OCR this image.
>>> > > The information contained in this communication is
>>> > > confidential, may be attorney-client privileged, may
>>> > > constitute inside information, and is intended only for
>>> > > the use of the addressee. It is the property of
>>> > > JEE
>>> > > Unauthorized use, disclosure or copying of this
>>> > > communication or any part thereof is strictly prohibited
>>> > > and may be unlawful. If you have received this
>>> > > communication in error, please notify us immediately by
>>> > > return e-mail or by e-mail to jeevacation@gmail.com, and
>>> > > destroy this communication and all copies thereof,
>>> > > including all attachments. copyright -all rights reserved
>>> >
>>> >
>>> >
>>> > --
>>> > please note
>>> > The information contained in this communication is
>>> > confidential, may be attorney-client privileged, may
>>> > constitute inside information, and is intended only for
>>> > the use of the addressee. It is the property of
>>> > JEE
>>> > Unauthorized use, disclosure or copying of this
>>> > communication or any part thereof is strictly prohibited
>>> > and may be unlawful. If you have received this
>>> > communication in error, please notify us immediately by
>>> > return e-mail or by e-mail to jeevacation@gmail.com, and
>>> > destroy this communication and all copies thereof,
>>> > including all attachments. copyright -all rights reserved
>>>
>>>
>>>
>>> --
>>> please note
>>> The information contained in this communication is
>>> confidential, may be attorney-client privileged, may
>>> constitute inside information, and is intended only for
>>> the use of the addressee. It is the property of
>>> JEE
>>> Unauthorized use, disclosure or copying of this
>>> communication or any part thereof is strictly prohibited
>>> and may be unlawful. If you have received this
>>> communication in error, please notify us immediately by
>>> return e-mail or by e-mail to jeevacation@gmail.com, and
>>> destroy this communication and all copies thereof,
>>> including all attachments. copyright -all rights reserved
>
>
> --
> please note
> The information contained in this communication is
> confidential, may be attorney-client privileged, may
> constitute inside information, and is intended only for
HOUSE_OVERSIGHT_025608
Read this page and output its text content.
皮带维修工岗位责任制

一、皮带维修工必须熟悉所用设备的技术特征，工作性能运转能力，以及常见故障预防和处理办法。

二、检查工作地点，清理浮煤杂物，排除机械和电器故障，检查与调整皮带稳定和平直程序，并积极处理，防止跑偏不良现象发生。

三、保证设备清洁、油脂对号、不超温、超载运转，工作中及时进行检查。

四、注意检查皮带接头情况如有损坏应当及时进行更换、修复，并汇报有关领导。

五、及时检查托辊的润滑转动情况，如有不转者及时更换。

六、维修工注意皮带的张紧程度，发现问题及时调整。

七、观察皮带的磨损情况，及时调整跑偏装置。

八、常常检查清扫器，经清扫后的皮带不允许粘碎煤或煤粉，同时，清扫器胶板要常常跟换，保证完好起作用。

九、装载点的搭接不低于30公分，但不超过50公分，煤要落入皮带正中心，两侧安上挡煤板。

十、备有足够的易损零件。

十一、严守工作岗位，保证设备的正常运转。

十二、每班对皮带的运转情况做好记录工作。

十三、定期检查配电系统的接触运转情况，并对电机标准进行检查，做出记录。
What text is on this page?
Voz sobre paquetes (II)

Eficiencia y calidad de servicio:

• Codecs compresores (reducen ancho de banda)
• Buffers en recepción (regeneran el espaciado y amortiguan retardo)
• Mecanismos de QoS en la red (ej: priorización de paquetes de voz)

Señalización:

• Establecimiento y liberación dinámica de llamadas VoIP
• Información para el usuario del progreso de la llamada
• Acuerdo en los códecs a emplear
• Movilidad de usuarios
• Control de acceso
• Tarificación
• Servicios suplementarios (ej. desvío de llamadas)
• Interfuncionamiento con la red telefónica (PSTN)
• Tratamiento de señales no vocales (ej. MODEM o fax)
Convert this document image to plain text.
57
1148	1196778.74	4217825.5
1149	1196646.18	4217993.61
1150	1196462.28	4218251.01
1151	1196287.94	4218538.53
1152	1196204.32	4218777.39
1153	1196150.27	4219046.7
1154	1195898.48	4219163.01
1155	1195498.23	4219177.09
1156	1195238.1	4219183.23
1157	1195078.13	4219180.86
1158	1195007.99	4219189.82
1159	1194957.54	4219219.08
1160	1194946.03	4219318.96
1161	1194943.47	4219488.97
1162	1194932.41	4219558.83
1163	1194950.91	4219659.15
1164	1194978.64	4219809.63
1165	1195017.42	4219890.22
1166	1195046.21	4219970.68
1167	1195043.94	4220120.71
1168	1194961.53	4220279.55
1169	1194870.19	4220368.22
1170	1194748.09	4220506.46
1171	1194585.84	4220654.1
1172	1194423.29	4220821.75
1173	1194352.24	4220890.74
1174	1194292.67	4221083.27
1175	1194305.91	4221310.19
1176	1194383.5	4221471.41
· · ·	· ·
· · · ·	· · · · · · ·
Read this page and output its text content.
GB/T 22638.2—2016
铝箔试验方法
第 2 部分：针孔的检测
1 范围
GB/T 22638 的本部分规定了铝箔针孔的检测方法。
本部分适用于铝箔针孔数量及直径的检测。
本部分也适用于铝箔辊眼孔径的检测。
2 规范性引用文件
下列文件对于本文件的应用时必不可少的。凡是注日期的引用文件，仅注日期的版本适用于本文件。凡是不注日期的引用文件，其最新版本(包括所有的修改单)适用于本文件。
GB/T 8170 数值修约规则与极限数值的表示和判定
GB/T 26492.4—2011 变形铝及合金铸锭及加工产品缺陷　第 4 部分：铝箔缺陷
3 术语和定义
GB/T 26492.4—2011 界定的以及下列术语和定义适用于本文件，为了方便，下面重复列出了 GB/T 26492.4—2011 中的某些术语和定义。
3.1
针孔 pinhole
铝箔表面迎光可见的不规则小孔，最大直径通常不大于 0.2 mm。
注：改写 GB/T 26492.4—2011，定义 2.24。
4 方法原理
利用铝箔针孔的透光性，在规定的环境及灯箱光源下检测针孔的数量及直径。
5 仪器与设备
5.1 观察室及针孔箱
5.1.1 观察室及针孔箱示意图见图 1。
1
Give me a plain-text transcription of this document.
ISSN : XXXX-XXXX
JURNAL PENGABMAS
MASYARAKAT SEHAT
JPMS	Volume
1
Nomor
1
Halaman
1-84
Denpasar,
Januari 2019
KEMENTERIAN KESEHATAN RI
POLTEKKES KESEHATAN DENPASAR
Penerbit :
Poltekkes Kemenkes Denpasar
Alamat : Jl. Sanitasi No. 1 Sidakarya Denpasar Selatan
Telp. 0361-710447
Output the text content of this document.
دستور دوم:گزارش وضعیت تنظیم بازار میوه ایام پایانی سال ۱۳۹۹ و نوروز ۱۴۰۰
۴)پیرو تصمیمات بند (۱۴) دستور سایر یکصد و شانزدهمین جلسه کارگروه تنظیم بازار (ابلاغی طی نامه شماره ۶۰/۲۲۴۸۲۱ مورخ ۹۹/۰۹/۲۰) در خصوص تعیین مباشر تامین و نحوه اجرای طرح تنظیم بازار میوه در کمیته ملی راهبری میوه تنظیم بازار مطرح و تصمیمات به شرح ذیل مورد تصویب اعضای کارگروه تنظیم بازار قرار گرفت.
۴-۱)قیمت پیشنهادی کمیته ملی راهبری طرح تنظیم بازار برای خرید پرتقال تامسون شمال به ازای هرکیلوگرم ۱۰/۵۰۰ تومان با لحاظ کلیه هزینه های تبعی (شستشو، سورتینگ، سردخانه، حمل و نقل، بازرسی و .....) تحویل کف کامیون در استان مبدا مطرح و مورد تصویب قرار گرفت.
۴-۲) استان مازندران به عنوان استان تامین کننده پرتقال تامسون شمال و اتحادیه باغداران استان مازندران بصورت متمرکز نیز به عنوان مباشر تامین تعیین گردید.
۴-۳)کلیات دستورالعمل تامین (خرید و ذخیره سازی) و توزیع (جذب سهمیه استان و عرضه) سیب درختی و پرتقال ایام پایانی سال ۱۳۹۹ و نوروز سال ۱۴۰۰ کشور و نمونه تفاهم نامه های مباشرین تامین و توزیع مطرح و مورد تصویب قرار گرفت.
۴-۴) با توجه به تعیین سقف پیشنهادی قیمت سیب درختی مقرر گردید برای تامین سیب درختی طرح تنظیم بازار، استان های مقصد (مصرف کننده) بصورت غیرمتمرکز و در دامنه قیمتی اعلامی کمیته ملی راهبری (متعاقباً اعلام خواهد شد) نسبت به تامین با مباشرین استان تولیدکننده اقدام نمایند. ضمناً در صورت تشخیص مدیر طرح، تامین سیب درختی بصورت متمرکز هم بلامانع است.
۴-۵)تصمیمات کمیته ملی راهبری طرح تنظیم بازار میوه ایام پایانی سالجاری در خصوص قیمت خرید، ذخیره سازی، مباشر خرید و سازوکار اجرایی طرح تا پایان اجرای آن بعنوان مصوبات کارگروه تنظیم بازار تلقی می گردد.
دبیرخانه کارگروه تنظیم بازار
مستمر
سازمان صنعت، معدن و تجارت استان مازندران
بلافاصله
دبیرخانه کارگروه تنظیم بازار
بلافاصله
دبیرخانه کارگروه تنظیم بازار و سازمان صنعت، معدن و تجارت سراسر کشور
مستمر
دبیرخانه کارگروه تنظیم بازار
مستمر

• • •

- Exercise goal:
Which lines contain the word "صنعت"? Return each of them.

- Answer below:
سازمان صنعت، معدن و تجارت استان مازندران
دبیرخانه کارگروه تنظیم بازار و سازمان صنعت، معدن و تجارت سراسر کشور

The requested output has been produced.